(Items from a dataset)

* * * * * * * * *

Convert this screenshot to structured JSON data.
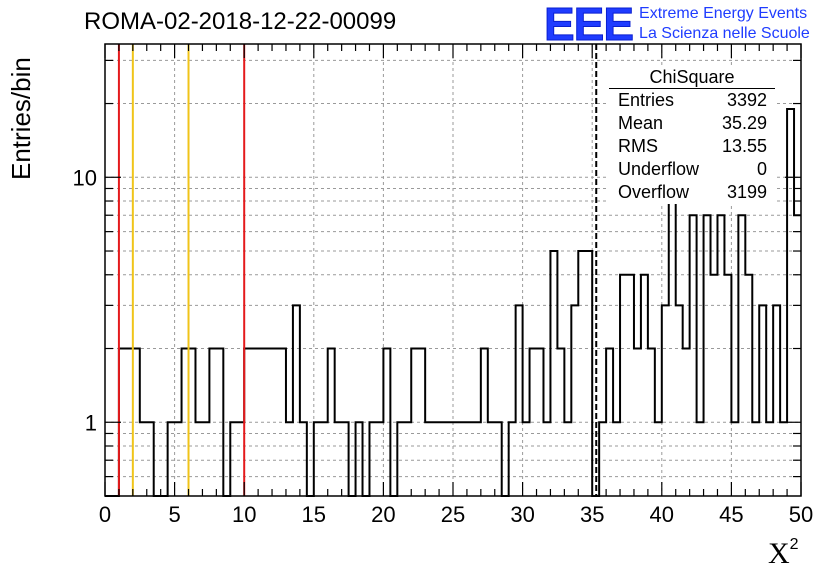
{
  "title": "ROMA-02-2018-12-22-00099",
  "logo": {
    "mark": "EEE",
    "line1": "Extreme Energy Events",
    "line2": "La Scienza nelle Scuole"
  },
  "stats_box": {
    "title": "ChiSquare",
    "rows": [
      {
        "label": "Entries",
        "value": "3392"
      },
      {
        "label": "Mean",
        "value": "35.29"
      },
      {
        "label": "RMS",
        "value": "13.55"
      },
      {
        "label": "Underflow",
        "value": "0"
      },
      {
        "label": "Overflow",
        "value": "3199"
      }
    ]
  },
  "chart_data": {
    "type": "histogram",
    "title": "ROMA-02-2018-12-22-00099",
    "xlabel": "X²",
    "ylabel": "Entries/bin",
    "xlim": [
      0,
      50
    ],
    "ylim": [
      0.5,
      35
    ],
    "y_scale": "log",
    "grid": true,
    "bin_width": 0.5,
    "x_ticks": [
      "0",
      "5",
      "10",
      "15",
      "20",
      "25",
      "30",
      "35",
      "40",
      "45",
      "50"
    ],
    "y_ticks": [
      "1",
      "10"
    ],
    "bins": [
      [
        1.0,
        2
      ],
      [
        2.5,
        1
      ],
      [
        3.5,
        0
      ],
      [
        4.5,
        1
      ],
      [
        5.5,
        2
      ],
      [
        6.5,
        1
      ],
      [
        7.5,
        2
      ],
      [
        8.5,
        0
      ],
      [
        9.0,
        1
      ],
      [
        10.0,
        2
      ],
      [
        12.5,
        2
      ],
      [
        13.0,
        1
      ],
      [
        13.5,
        3
      ],
      [
        14.0,
        1
      ],
      [
        14.5,
        0
      ],
      [
        15.0,
        1
      ],
      [
        16.0,
        2
      ],
      [
        16.5,
        1
      ],
      [
        17.5,
        0
      ],
      [
        18.0,
        1
      ],
      [
        18.5,
        0
      ],
      [
        19.0,
        1
      ],
      [
        20.0,
        2
      ],
      [
        20.5,
        0
      ],
      [
        21.0,
        1
      ],
      [
        22.0,
        2
      ],
      [
        23.0,
        1
      ],
      [
        27.0,
        2
      ],
      [
        27.5,
        1
      ],
      [
        28.5,
        0
      ],
      [
        29.0,
        1
      ],
      [
        29.5,
        3
      ],
      [
        30.0,
        1
      ],
      [
        30.5,
        2
      ],
      [
        31.5,
        1
      ],
      [
        32.0,
        5
      ],
      [
        32.5,
        2
      ],
      [
        33.0,
        1
      ],
      [
        33.5,
        3
      ],
      [
        34.0,
        5
      ],
      [
        35.0,
        0
      ],
      [
        35.5,
        1
      ],
      [
        36.0,
        2
      ],
      [
        36.5,
        1
      ],
      [
        37.0,
        4
      ],
      [
        38.0,
        2
      ],
      [
        38.5,
        4
      ],
      [
        39.0,
        2
      ],
      [
        39.5,
        1
      ],
      [
        40.0,
        3
      ],
      [
        40.5,
        8
      ],
      [
        41.0,
        3
      ],
      [
        41.5,
        2
      ],
      [
        42.0,
        7
      ],
      [
        42.5,
        1
      ],
      [
        43.0,
        7
      ],
      [
        43.5,
        4
      ],
      [
        44.0,
        7
      ],
      [
        44.5,
        4
      ],
      [
        45.0,
        1
      ],
      [
        45.5,
        7
      ],
      [
        46.0,
        4
      ],
      [
        46.5,
        1
      ],
      [
        47.0,
        3
      ],
      [
        47.5,
        1
      ],
      [
        48.0,
        3
      ],
      [
        48.5,
        1
      ],
      [
        49.0,
        19
      ],
      [
        49.5,
        7
      ],
      [
        50.0,
        7
      ]
    ],
    "vertical_lines": [
      {
        "x": 1,
        "color": "#e41a1c",
        "style": "solid"
      },
      {
        "x": 2,
        "color": "#f0c419",
        "style": "solid"
      },
      {
        "x": 6,
        "color": "#f0c419",
        "style": "solid"
      },
      {
        "x": 10,
        "color": "#e41a1c",
        "style": "solid"
      },
      {
        "x": 35.29,
        "color": "#000000",
        "style": "dashed"
      }
    ]
  }
}
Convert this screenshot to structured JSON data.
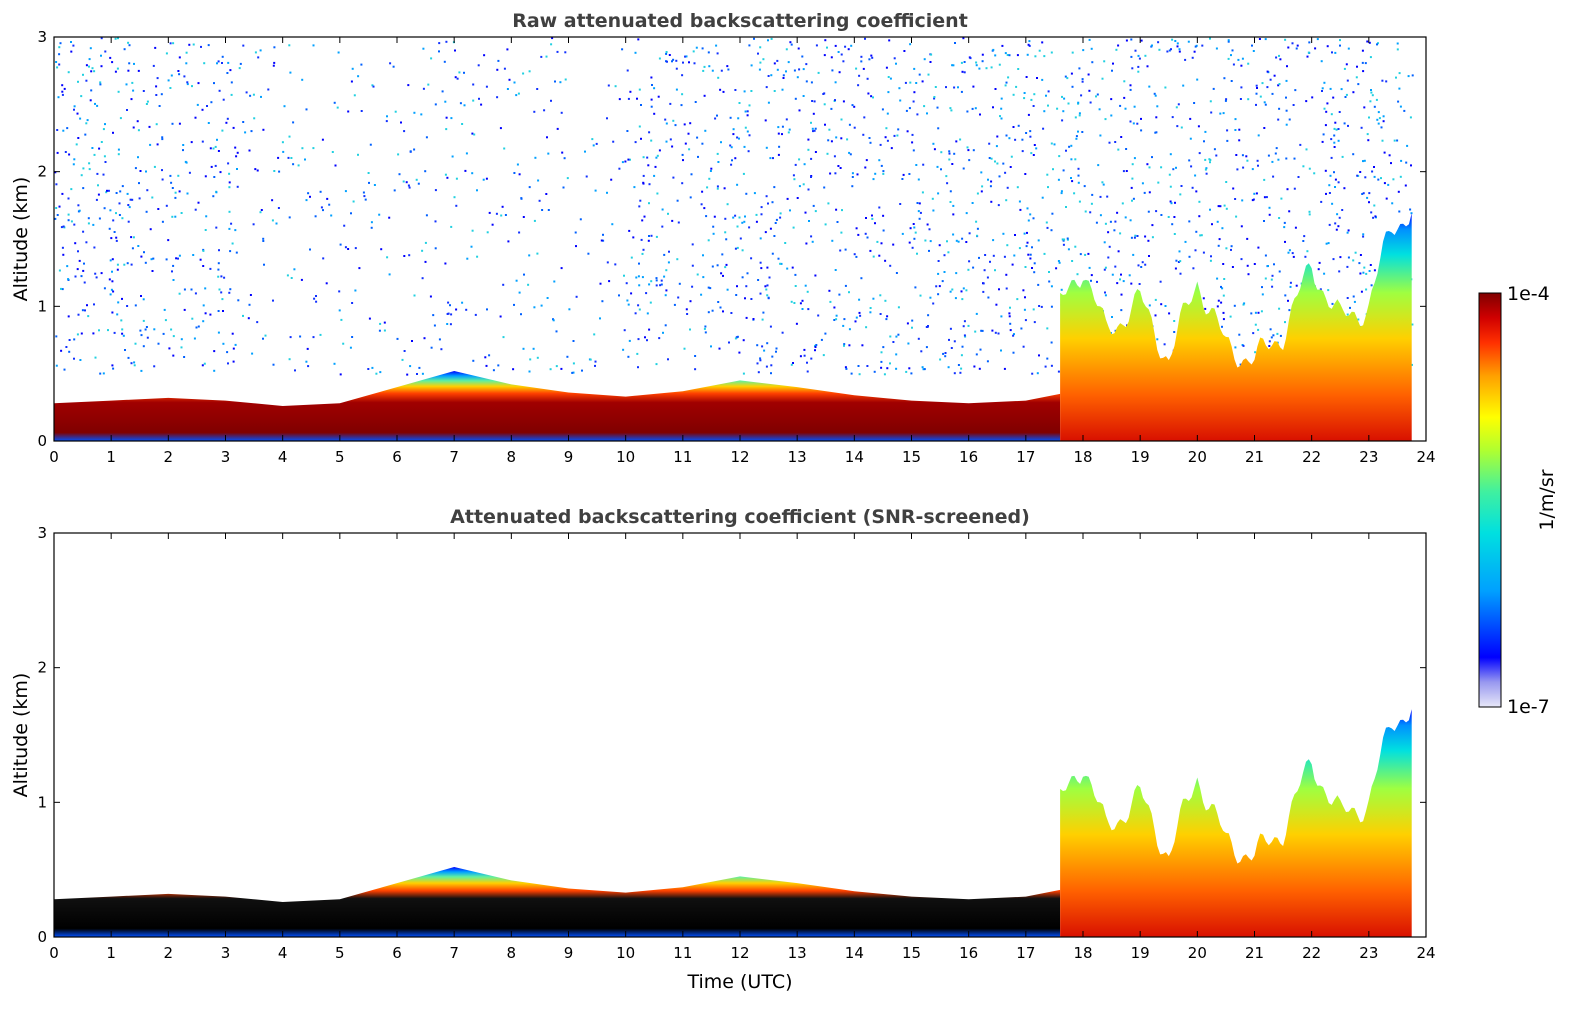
{
  "chart_data": [
    {
      "type": "heatmap",
      "title": "Raw attenuated backscattering coefficient",
      "xlabel": "",
      "ylabel": "Altitude (km)",
      "xlim": [
        0,
        24
      ],
      "ylim": [
        0,
        3
      ],
      "xticks": [
        "0",
        "1",
        "2",
        "3",
        "4",
        "5",
        "6",
        "7",
        "8",
        "9",
        "10",
        "11",
        "12",
        "13",
        "14",
        "15",
        "16",
        "17",
        "18",
        "19",
        "20",
        "21",
        "22",
        "23",
        "24"
      ],
      "yticks": [
        "0",
        "1",
        "2",
        "3"
      ],
      "features": {
        "stable_layer_top_km": [
          [
            0,
            0.28
          ],
          [
            1,
            0.3
          ],
          [
            2,
            0.32
          ],
          [
            3,
            0.3
          ],
          [
            4,
            0.26
          ],
          [
            5,
            0.28
          ],
          [
            6,
            0.4
          ],
          [
            7,
            0.52
          ],
          [
            8,
            0.42
          ],
          [
            9,
            0.36
          ],
          [
            10,
            0.33
          ],
          [
            11,
            0.37
          ],
          [
            12,
            0.45
          ],
          [
            13,
            0.4
          ],
          [
            14,
            0.34
          ],
          [
            15,
            0.3
          ],
          [
            16,
            0.28
          ],
          [
            17,
            0.3
          ],
          [
            17.6,
            0.35
          ]
        ],
        "convective_top_km": [
          [
            17.6,
            1.0
          ],
          [
            18,
            1.3
          ],
          [
            18.4,
            0.8
          ],
          [
            19,
            1.05
          ],
          [
            19.5,
            0.6
          ],
          [
            20,
            1.2
          ],
          [
            20.5,
            0.7
          ],
          [
            21,
            0.6
          ],
          [
            21.5,
            0.8
          ],
          [
            22,
            1.3
          ],
          [
            22.5,
            0.9
          ],
          [
            23,
            1.0
          ],
          [
            23.4,
            1.6
          ],
          [
            23.75,
            1.7
          ]
        ],
        "noise_band_km": [
          0.5,
          3.0
        ]
      }
    },
    {
      "type": "heatmap",
      "title": "Attenuated backscattering coefficient (SNR-screened)",
      "xlabel": "Time (UTC)",
      "ylabel": "Altitude (km)",
      "xlim": [
        0,
        24
      ],
      "ylim": [
        0,
        3
      ],
      "xticks": [
        "0",
        "1",
        "2",
        "3",
        "4",
        "5",
        "6",
        "7",
        "8",
        "9",
        "10",
        "11",
        "12",
        "13",
        "14",
        "15",
        "16",
        "17",
        "18",
        "19",
        "20",
        "21",
        "22",
        "23",
        "24"
      ],
      "yticks": [
        "0",
        "1",
        "2",
        "3"
      ],
      "features": {
        "stable_layer_top_km": [
          [
            0,
            0.28
          ],
          [
            1,
            0.3
          ],
          [
            2,
            0.32
          ],
          [
            3,
            0.3
          ],
          [
            4,
            0.26
          ],
          [
            5,
            0.28
          ],
          [
            6,
            0.4
          ],
          [
            7,
            0.52
          ],
          [
            8,
            0.42
          ],
          [
            9,
            0.36
          ],
          [
            10,
            0.33
          ],
          [
            11,
            0.37
          ],
          [
            12,
            0.45
          ],
          [
            13,
            0.4
          ],
          [
            14,
            0.34
          ],
          [
            15,
            0.3
          ],
          [
            16,
            0.28
          ],
          [
            17,
            0.3
          ],
          [
            17.6,
            0.35
          ]
        ],
        "convective_top_km": [
          [
            17.6,
            1.0
          ],
          [
            18,
            1.3
          ],
          [
            18.4,
            0.8
          ],
          [
            19,
            1.05
          ],
          [
            19.5,
            0.6
          ],
          [
            20,
            1.2
          ],
          [
            20.5,
            0.7
          ],
          [
            21,
            0.6
          ],
          [
            21.5,
            0.8
          ],
          [
            22,
            1.3
          ],
          [
            22.5,
            0.9
          ],
          [
            23,
            1.0
          ],
          [
            23.4,
            1.6
          ],
          [
            23.75,
            1.7
          ]
        ],
        "noise_band_km": null
      }
    }
  ],
  "colorbar": {
    "label": "1/m/sr",
    "max_label": "1e-4",
    "min_label": "1e-7",
    "scale": "log",
    "range": [
      1e-07,
      0.0001
    ],
    "colors": [
      "#e8e8f8",
      "#c8c8f0",
      "#8080f0",
      "#0000ff",
      "#0050ff",
      "#00a0ff",
      "#00e0e0",
      "#40f0a0",
      "#a0ff40",
      "#ffff00",
      "#ffb000",
      "#ff5000",
      "#e00000",
      "#800000"
    ]
  },
  "colors": {
    "title_text": "#404040",
    "axis": "#000000",
    "background": "#ffffff",
    "saturated": "#000000"
  }
}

* * * * * * * * *

__Task objective__: Find the lines above that include the string "backscattering" and copy them.

__Answer for this exercise__:
      "title": "Raw attenuated backscattering coefficient",
      "title": "Attenuated backscattering coefficient (SNR-screened)",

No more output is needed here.